Output all of the entries below precisely as written.

-- START --

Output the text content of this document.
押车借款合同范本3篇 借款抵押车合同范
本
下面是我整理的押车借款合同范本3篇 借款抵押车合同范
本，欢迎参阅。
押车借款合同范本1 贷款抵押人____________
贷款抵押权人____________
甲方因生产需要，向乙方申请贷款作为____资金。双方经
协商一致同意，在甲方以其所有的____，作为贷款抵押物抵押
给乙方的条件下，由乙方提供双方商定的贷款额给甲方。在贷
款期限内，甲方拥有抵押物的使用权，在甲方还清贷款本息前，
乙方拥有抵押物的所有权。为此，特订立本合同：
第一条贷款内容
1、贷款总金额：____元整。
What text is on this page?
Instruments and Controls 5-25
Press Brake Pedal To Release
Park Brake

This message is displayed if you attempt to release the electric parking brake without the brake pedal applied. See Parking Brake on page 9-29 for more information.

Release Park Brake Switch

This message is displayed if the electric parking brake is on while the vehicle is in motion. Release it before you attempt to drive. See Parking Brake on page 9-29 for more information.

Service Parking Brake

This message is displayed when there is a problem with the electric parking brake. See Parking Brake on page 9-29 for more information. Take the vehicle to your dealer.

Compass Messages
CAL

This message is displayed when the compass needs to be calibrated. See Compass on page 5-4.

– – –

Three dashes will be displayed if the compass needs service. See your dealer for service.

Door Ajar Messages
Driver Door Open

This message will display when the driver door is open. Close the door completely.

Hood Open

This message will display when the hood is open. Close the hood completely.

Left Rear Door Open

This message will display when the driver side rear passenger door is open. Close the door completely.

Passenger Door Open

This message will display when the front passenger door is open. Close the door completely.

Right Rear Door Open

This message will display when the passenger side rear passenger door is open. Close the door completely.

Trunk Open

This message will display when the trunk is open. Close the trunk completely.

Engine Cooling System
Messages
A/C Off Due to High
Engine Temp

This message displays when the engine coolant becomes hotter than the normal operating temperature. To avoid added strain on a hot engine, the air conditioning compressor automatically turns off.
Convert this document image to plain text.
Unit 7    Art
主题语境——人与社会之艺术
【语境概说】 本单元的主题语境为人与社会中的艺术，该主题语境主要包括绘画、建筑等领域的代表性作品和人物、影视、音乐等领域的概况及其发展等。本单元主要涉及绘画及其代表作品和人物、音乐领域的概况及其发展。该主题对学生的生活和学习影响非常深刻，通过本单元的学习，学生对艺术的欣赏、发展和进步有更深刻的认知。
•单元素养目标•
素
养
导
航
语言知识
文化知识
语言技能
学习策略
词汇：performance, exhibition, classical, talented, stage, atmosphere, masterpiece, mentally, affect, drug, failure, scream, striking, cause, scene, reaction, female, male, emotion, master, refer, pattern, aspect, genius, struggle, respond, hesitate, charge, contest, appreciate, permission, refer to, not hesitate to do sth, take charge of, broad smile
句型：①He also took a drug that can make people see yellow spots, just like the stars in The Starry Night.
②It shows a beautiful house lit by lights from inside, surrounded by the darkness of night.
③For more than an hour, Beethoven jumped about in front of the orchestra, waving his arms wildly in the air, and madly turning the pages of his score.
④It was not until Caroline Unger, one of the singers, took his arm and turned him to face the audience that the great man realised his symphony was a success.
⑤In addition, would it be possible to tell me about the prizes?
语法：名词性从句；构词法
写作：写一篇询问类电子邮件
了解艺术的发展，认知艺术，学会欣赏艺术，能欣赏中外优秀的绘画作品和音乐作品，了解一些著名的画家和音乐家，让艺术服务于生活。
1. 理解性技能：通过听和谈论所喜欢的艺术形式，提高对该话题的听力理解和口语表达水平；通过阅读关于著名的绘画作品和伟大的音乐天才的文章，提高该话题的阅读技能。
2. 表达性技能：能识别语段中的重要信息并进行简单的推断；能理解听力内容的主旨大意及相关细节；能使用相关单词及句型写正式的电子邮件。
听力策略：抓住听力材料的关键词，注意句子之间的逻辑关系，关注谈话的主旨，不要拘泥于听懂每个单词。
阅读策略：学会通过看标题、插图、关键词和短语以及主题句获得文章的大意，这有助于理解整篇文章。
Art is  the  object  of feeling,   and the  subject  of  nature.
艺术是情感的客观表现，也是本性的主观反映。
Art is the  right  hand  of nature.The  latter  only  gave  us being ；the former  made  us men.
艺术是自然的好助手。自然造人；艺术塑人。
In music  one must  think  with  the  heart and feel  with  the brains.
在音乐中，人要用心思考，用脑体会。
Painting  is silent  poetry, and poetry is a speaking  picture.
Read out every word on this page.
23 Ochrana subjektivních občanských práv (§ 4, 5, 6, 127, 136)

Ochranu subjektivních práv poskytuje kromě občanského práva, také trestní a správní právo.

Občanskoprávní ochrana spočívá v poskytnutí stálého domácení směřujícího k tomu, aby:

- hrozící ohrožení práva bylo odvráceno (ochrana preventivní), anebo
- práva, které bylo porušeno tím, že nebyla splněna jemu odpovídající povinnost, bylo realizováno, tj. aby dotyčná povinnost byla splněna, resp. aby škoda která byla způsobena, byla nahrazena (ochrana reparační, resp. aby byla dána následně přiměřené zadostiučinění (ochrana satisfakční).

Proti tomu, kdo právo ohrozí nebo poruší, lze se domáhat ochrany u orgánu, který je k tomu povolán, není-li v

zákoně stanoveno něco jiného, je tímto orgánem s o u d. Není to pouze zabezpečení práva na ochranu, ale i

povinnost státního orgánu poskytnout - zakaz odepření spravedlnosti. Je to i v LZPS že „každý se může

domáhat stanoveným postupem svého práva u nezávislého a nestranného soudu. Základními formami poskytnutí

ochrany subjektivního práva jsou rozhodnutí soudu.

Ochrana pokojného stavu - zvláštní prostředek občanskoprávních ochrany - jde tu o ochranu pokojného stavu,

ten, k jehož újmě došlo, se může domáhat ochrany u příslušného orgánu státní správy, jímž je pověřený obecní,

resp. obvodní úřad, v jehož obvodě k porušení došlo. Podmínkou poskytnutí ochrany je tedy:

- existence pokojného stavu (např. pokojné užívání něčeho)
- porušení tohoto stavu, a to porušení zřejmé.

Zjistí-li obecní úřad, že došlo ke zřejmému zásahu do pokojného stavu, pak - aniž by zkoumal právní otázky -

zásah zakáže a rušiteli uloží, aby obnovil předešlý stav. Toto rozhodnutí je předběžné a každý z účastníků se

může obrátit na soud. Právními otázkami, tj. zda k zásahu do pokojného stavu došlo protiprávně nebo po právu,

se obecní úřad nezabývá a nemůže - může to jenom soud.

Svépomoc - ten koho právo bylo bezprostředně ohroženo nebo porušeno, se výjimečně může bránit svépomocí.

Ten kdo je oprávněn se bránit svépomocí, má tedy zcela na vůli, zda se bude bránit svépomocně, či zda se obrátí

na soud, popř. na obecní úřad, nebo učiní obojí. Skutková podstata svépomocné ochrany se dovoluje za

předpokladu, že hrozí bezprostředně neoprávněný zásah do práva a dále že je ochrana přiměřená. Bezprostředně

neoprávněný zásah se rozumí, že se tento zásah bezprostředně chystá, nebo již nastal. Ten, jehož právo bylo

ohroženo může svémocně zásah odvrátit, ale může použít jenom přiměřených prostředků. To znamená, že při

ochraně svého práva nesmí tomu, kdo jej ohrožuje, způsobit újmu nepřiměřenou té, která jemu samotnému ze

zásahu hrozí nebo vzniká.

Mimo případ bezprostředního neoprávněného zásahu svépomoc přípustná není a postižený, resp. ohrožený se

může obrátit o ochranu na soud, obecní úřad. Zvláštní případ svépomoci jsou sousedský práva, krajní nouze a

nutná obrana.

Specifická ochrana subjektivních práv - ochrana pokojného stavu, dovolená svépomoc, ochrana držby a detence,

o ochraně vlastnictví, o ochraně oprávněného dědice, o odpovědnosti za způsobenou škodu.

-- END --

■ **Complete output**:
Output the text content of this document.
押车借款合同范本3篇 借款抵押车合同范
本
下面是我整理的押车借款合同范本3篇 借款抵押车合同范
本，欢迎参阅。
押车借款合同范本1 贷款抵押人____________
贷款抵押权人____________
甲方因生产需要，向乙方申请贷款作为____资金。双方经
协商一致同意，在甲方以其所有的____，作为贷款抵押物抵押
给乙方的条件下，由乙方提供双方商定的贷款额给甲方。在贷
款期限内，甲方拥有抵押物的使用权，在甲方还清贷款本息前，
乙方拥有抵押物的所有权。为此，特订立本合同：
第一条贷款内容
1、贷款总金额：____元整。
What text is on this page?
Instruments and Controls 5-25
Press Brake Pedal To Release
Park Brake

This message is displayed if you attempt to release the electric parking brake without the brake pedal applied. See Parking Brake on page 9-29 for more information.

Release Park Brake Switch

This message is displayed if the electric parking brake is on while the vehicle is in motion. Release it before you attempt to drive. See Parking Brake on page 9-29 for more information.

Service Parking Brake

This message is displayed when there is a problem with the electric parking brake. See Parking Brake on page 9-29 for more information. Take the vehicle to your dealer.

Compass Messages
CAL

This message is displayed when the compass needs to be calibrated. See Compass on page 5-4.

– – –

Three dashes will be displayed if the compass needs service. See your dealer for service.

Door Ajar Messages
Driver Door Open

This message will display when the driver door is open. Close the door completely.

Hood Open

This message will display when the hood is open. Close the hood completely.

Left Rear Door Open

This message will display when the driver side rear passenger door is open. Close the door completely.

Passenger Door Open

This message will display when the front passenger door is open. Close the door completely.

Right Rear Door Open

This message will display when the passenger side rear passenger door is open. Close the door completely.

Trunk Open

This message will display when the trunk is open. Close the trunk completely.

Engine Cooling System
Messages
A/C Off Due to High
Engine Temp

This message displays when the engine coolant becomes hotter than the normal operating temperature. To avoid added strain on a hot engine, the air conditioning compressor automatically turns off.
Convert this document image to plain text.
Unit 7    Art
主题语境——人与社会之艺术
【语境概说】 本单元的主题语境为人与社会中的艺术，该主题语境主要包括绘画、建筑等领域的代表性作品和人物、影视、音乐等领域的概况及其发展等。本单元主要涉及绘画及其代表作品和人物、音乐领域的概况及其发展。该主题对学生的生活和学习影响非常深刻，通过本单元的学习，学生对艺术的欣赏、发展和进步有更深刻的认知。
•单元素养目标•
素
养
导
航
语言知识
文化知识
语言技能
学习策略
词汇：performance, exhibition, classical, talented, stage, atmosphere, masterpiece, mentally, affect, drug, failure, scream, striking, cause, scene, reaction, female, male, emotion, master, refer, pattern, aspect, genius, struggle, respond, hesitate, charge, contest, appreciate, permission, refer to, not hesitate to do sth, take charge of, broad smile
句型：①He also took a drug that can make people see yellow spots, just like the stars in The Starry Night.
②It shows a beautiful house lit by lights from inside, surrounded by the darkness of night.
③For more than an hour, Beethoven jumped about in front of the orchestra, waving his arms wildly in the air, and madly turning the pages of his score.
④It was not until Caroline Unger, one of the singers, took his arm and turned him to face the audience that the great man realised his symphony was a success.
⑤In addition, would it be possible to tell me about the prizes?
语法：名词性从句；构词法
写作：写一篇询问类电子邮件
了解艺术的发展，认知艺术，学会欣赏艺术，能欣赏中外优秀的绘画作品和音乐作品，了解一些著名的画家和音乐家，让艺术服务于生活。
1. 理解性技能：通过听和谈论所喜欢的艺术形式，提高对该话题的听力理解和口语表达水平；通过阅读关于著名的绘画作品和伟大的音乐天才的文章，提高该话题的阅读技能。
2. 表达性技能：能识别语段中的重要信息并进行简单的推断；能理解听力内容的主旨大意及相关细节；能使用相关单词及句型写正式的电子邮件。
听力策略：抓住听力材料的关键词，注意句子之间的逻辑关系，关注谈话的主旨，不要拘泥于听懂每个单词。
阅读策略：学会通过看标题、插图、关键词和短语以及主题句获得文章的大意，这有助于理解整篇文章。
Art is  the  object  of feeling,   and the  subject  of  nature.
艺术是情感的客观表现，也是本性的主观反映。
Art is the  right  hand  of nature.The  latter  only  gave  us being ；the former  made  us men.
艺术是自然的好助手。自然造人；艺术塑人。
In music  one must  think  with  the  heart and feel  with  the brains.
在音乐中，人要用心思考，用脑体会。
Painting  is silent  poetry, and poetry is a speaking  picture.
Read out every word on this page.
23 Ochrana subjektivních občanských práv (§ 4, 5, 6, 127, 136)

Ochranu subjektivních práv poskytuje kromě občanského práva, také trestní a správní právo.

Občanskoprávní ochrana spočívá v poskytnutí stálého domácení směřujícího k tomu, aby:

- hrozící ohrožení práva bylo odvráceno (ochrana preventivní), anebo
- práva, které bylo porušeno tím, že nebyla splněna jemu odpovídající povinnost, bylo realizováno, tj. aby dotyčná povinnost byla splněna, resp. aby škoda která byla způsobena, byla nahrazena (ochrana reparační, resp. aby byla dána následně přiměřené zadostiučinění (ochrana satisfakční).

Proti tomu, kdo právo ohrozí nebo poruší, lze se domáhat ochrany u orgánu, který je k tomu povolán, není-li v

zákoně stanoveno něco jiného, je tímto orgánem s o u d. Není to pouze zabezpečení práva na ochranu, ale i

povinnost státního orgánu poskytnout - zakaz odepření spravedlnosti. Je to i v LZPS že „každý se může

domáhat stanoveným postupem svého práva u nezávislého a nestranného soudu. Základními formami poskytnutí

ochrany subjektivního práva jsou rozhodnutí soudu.

Ochrana pokojného stavu - zvláštní prostředek občanskoprávních ochrany - jde tu o ochranu pokojného stavu,

ten, k jehož újmě došlo, se může domáhat ochrany u příslušného orgánu státní správy, jímž je pověřený obecní,

resp. obvodní úřad, v jehož obvodě k porušení došlo. Podmínkou poskytnutí ochrany je tedy:

- existence pokojného stavu (např. pokojné užívání něčeho)
- porušení tohoto stavu, a to porušení zřejmé.

Zjistí-li obecní úřad, že došlo ke zřejmému zásahu do pokojného stavu, pak - aniž by zkoumal právní otázky -

zásah zakáže a rušiteli uloží, aby obnovil předešlý stav. Toto rozhodnutí je předběžné a každý z účastníků se

může obrátit na soud. Právními otázkami, tj. zda k zásahu do pokojného stavu došlo protiprávně nebo po právu,

se obecní úřad nezabývá a nemůže - může to jenom soud.

Svépomoc - ten koho právo bylo bezprostředně ohroženo nebo porušeno, se výjimečně může bránit svépomocí.

Ten kdo je oprávněn se bránit svépomocí, má tedy zcela na vůli, zda se bude bránit svépomocně, či zda se obrátí

na soud, popř. na obecní úřad, nebo učiní obojí. Skutková podstata svépomocné ochrany se dovoluje za

předpokladu, že hrozí bezprostředně neoprávněný zásah do práva a dále že je ochrana přiměřená. Bezprostředně

neoprávněný zásah se rozumí, že se tento zásah bezprostředně chystá, nebo již nastal. Ten, jehož právo bylo

ohroženo může svémocně zásah odvrátit, ale může použít jenom přiměřených prostředků. To znamená, že při

ochraně svého práva nesmí tomu, kdo jej ohrožuje, způsobit újmu nepřiměřenou té, která jemu samotnému ze

zásahu hrozí nebo vzniká.

Mimo případ bezprostředního neoprávněného zásahu svépomoc přípustná není a postižený, resp. ohrožený se

může obrátit o ochranu na soud, obecní úřad. Zvláštní případ svépomoci jsou sousedský práva, krajní nouze a

nutná obrana.

Specifická ochrana subjektivních práv - ochrana pokojného stavu, dovolená svépomoc, ochrana držby a detence,

o ochraně vlastnictví, o ochraně oprávněného dědice, o odpovědnosti za způsobenou škodu.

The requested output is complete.